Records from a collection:

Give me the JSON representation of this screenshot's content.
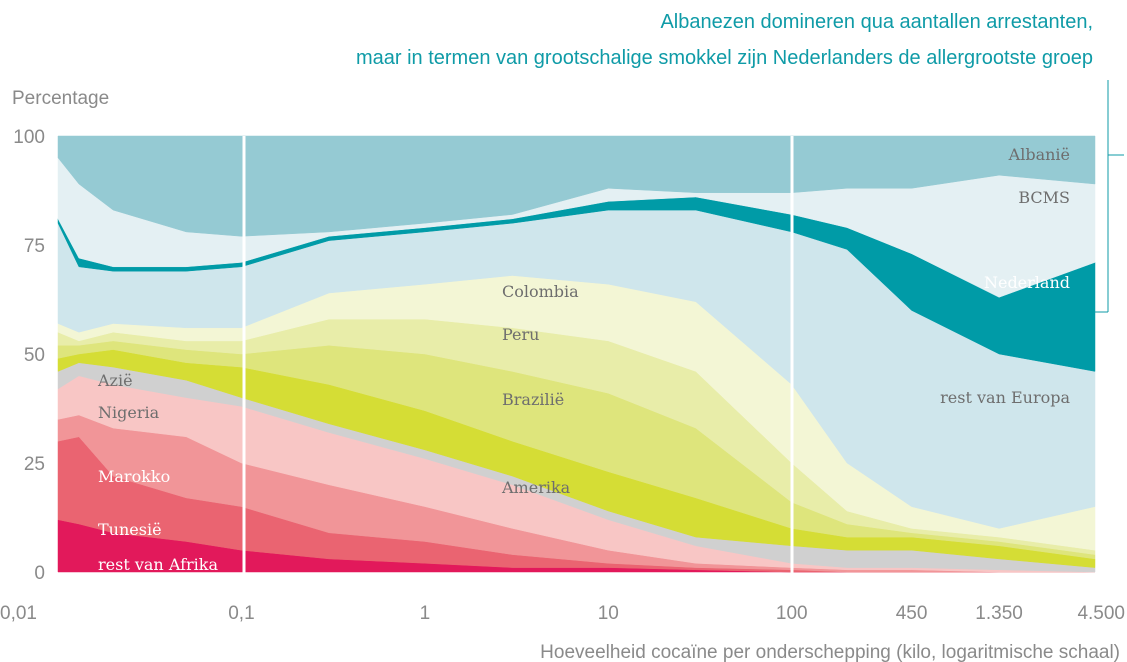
{
  "chart_data": {
    "type": "stacked-area",
    "title": [
      "Albanezen domineren qua aantallen arrestanten,",
      "maar in termen van grootschalige smokkel zijn Nederlanders de allergrootste groep"
    ],
    "y_label": "Percentage",
    "x_label": "Hoeveelheid cocaïne per onderschepping (kilo, logaritmische schaal)",
    "x_log": true,
    "grid": false,
    "x": [
      0.01,
      0.013,
      0.02,
      0.05,
      0.1,
      0.3,
      1,
      3,
      10,
      30,
      100,
      200,
      450,
      1350,
      4500
    ],
    "xlim": [
      0.01,
      4500
    ],
    "xticks": [
      {
        "value": 0.01,
        "label": "0,01"
      },
      {
        "value": 0.1,
        "label": "0,1"
      },
      1,
      10,
      100,
      450,
      {
        "value": 1350,
        "label": "1.350"
      },
      {
        "value": 4500,
        "label": "4.500"
      }
    ],
    "ylim": [
      0,
      100
    ],
    "yticks": [
      0,
      25,
      50,
      75,
      100
    ],
    "series": [
      {
        "name": "rest van Afrika",
        "color": "#e2195b",
        "values": [
          12,
          11,
          9,
          7,
          5,
          3,
          2,
          1,
          1,
          0.5,
          0,
          0,
          0,
          0,
          0
        ]
      },
      {
        "name": "Tunesië",
        "color": "#ea6471",
        "values": [
          18,
          20,
          13,
          10,
          10,
          6,
          5,
          3,
          1,
          0.5,
          0.5,
          0,
          0,
          0,
          0
        ]
      },
      {
        "name": "Marokko",
        "color": "#f19598",
        "values": [
          5,
          5,
          11,
          14,
          10,
          11,
          8,
          6,
          3,
          1,
          0.5,
          0.5,
          0.5,
          0,
          0
        ]
      },
      {
        "name": "Nigeria",
        "color": "#f8c6c5",
        "values": [
          7,
          9,
          10,
          9,
          13,
          12,
          11,
          10,
          7,
          4,
          1,
          0.5,
          0.5,
          0.5,
          0
        ]
      },
      {
        "name": "Azië",
        "color": "#d0d0d0",
        "values": [
          4,
          3,
          4,
          4,
          2,
          2,
          2,
          2,
          2,
          2,
          4,
          4,
          4,
          2.5,
          1
        ]
      },
      {
        "name": "Amerika",
        "color": "#d5dd35",
        "values": [
          3,
          2,
          4,
          4,
          7,
          9,
          9,
          8,
          9,
          9,
          4,
          3,
          3,
          3,
          2
        ]
      },
      {
        "name": "Brazilië",
        "color": "#dee57c",
        "values": [
          3,
          2,
          2,
          3,
          3,
          9,
          13,
          16,
          18,
          16,
          6,
          3,
          1,
          1,
          1
        ]
      },
      {
        "name": "Peru",
        "color": "#e8eda9",
        "values": [
          3,
          1,
          2,
          2,
          3,
          6,
          8,
          10,
          12,
          13,
          9,
          3,
          1,
          1,
          1
        ]
      },
      {
        "name": "Colombia",
        "color": "#f3f6d5",
        "values": [
          2,
          2,
          2,
          3,
          3,
          6,
          8,
          12,
          13,
          16,
          18,
          11,
          5,
          2,
          10
        ]
      },
      {
        "name": "rest van Europa",
        "color": "#cfe6ec",
        "values": [
          23,
          15,
          12,
          13,
          14,
          12,
          12,
          12,
          17,
          21,
          35,
          49,
          45,
          40,
          31
        ]
      },
      {
        "name": "Nederland",
        "color": "#009ba7",
        "values": [
          1,
          2,
          1,
          1,
          1,
          1,
          1,
          1,
          2,
          3,
          4,
          5,
          13,
          13,
          25
        ]
      },
      {
        "name": "BCMS",
        "color": "#e4f0f3",
        "values": [
          14,
          17,
          13,
          8,
          6,
          1,
          1,
          1,
          3,
          1,
          5,
          9,
          15,
          28,
          18
        ]
      },
      {
        "name": "Albanië",
        "color": "#95cad3",
        "values": [
          5,
          11,
          17,
          22,
          23,
          22,
          20,
          18,
          12,
          13,
          13,
          12,
          12,
          9,
          11
        ]
      }
    ]
  }
}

* [Work to complete] Extract the entries in full, exactly as they are, minus the pictures.

* [Correct result]
Give me the JSON representation of this screenshot's content.
{
  "chart_data": {
    "type": "stacked-area",
    "title": [
      "Albanezen domineren qua aantallen arrestanten,",
      "maar in termen van grootschalige smokkel zijn Nederlanders de allergrootste groep"
    ],
    "y_label": "Percentage",
    "x_label": "Hoeveelheid cocaïne per onderschepping (kilo, logaritmische schaal)",
    "x_log": true,
    "grid": false,
    "x": [
      0.01,
      0.013,
      0.02,
      0.05,
      0.1,
      0.3,
      1,
      3,
      10,
      30,
      100,
      200,
      450,
      1350,
      4500
    ],
    "xlim": [
      0.01,
      4500
    ],
    "xticks": [
      {
        "value": 0.01,
        "label": "0,01"
      },
      {
        "value": 0.1,
        "label": "0,1"
      },
      1,
      10,
      100,
      450,
      {
        "value": 1350,
        "label": "1.350"
      },
      {
        "value": 4500,
        "label": "4.500"
      }
    ],
    "ylim": [
      0,
      100
    ],
    "yticks": [
      0,
      25,
      50,
      75,
      100
    ],
    "series": [
      {
        "name": "rest van Afrika",
        "color": "#e2195b",
        "values": [
          12,
          11,
          9,
          7,
          5,
          3,
          2,
          1,
          1,
          0.5,
          0,
          0,
          0,
          0,
          0
        ]
      },
      {
        "name": "Tunesië",
        "color": "#ea6471",
        "values": [
          18,
          20,
          13,
          10,
          10,
          6,
          5,
          3,
          1,
          0.5,
          0.5,
          0,
          0,
          0,
          0
        ]
      },
      {
        "name": "Marokko",
        "color": "#f19598",
        "values": [
          5,
          5,
          11,
          14,
          10,
          11,
          8,
          6,
          3,
          1,
          0.5,
          0.5,
          0.5,
          0,
          0
        ]
      },
      {
        "name": "Nigeria",
        "color": "#f8c6c5",
        "values": [
          7,
          9,
          10,
          9,
          13,
          12,
          11,
          10,
          7,
          4,
          1,
          0.5,
          0.5,
          0.5,
          0
        ]
      },
      {
        "name": "Azië",
        "color": "#d0d0d0",
        "values": [
          4,
          3,
          4,
          4,
          2,
          2,
          2,
          2,
          2,
          2,
          4,
          4,
          4,
          2.5,
          1
        ]
      },
      {
        "name": "Amerika",
        "color": "#d5dd35",
        "values": [
          3,
          2,
          4,
          4,
          7,
          9,
          9,
          8,
          9,
          9,
          4,
          3,
          3,
          3,
          2
        ]
      },
      {
        "name": "Brazilië",
        "color": "#dee57c",
        "values": [
          3,
          2,
          2,
          3,
          3,
          9,
          13,
          16,
          18,
          16,
          6,
          3,
          1,
          1,
          1
        ]
      },
      {
        "name": "Peru",
        "color": "#e8eda9",
        "values": [
          3,
          1,
          2,
          2,
          3,
          6,
          8,
          10,
          12,
          13,
          9,
          3,
          1,
          1,
          1
        ]
      },
      {
        "name": "Colombia",
        "color": "#f3f6d5",
        "values": [
          2,
          2,
          2,
          3,
          3,
          6,
          8,
          12,
          13,
          16,
          18,
          11,
          5,
          2,
          10
        ]
      },
      {
        "name": "rest van Europa",
        "color": "#cfe6ec",
        "values": [
          23,
          15,
          12,
          13,
          14,
          12,
          12,
          12,
          17,
          21,
          35,
          49,
          45,
          40,
          31
        ]
      },
      {
        "name": "Nederland",
        "color": "#009ba7",
        "values": [
          1,
          2,
          1,
          1,
          1,
          1,
          1,
          1,
          2,
          3,
          4,
          5,
          13,
          13,
          25
        ]
      },
      {
        "name": "BCMS",
        "color": "#e4f0f3",
        "values": [
          14,
          17,
          13,
          8,
          6,
          1,
          1,
          1,
          3,
          1,
          5,
          9,
          15,
          28,
          18
        ]
      },
      {
        "name": "Albanië",
        "color": "#95cad3",
        "values": [
          5,
          11,
          17,
          22,
          23,
          22,
          20,
          18,
          12,
          13,
          13,
          12,
          12,
          9,
          11
        ]
      }
    ]
  }
}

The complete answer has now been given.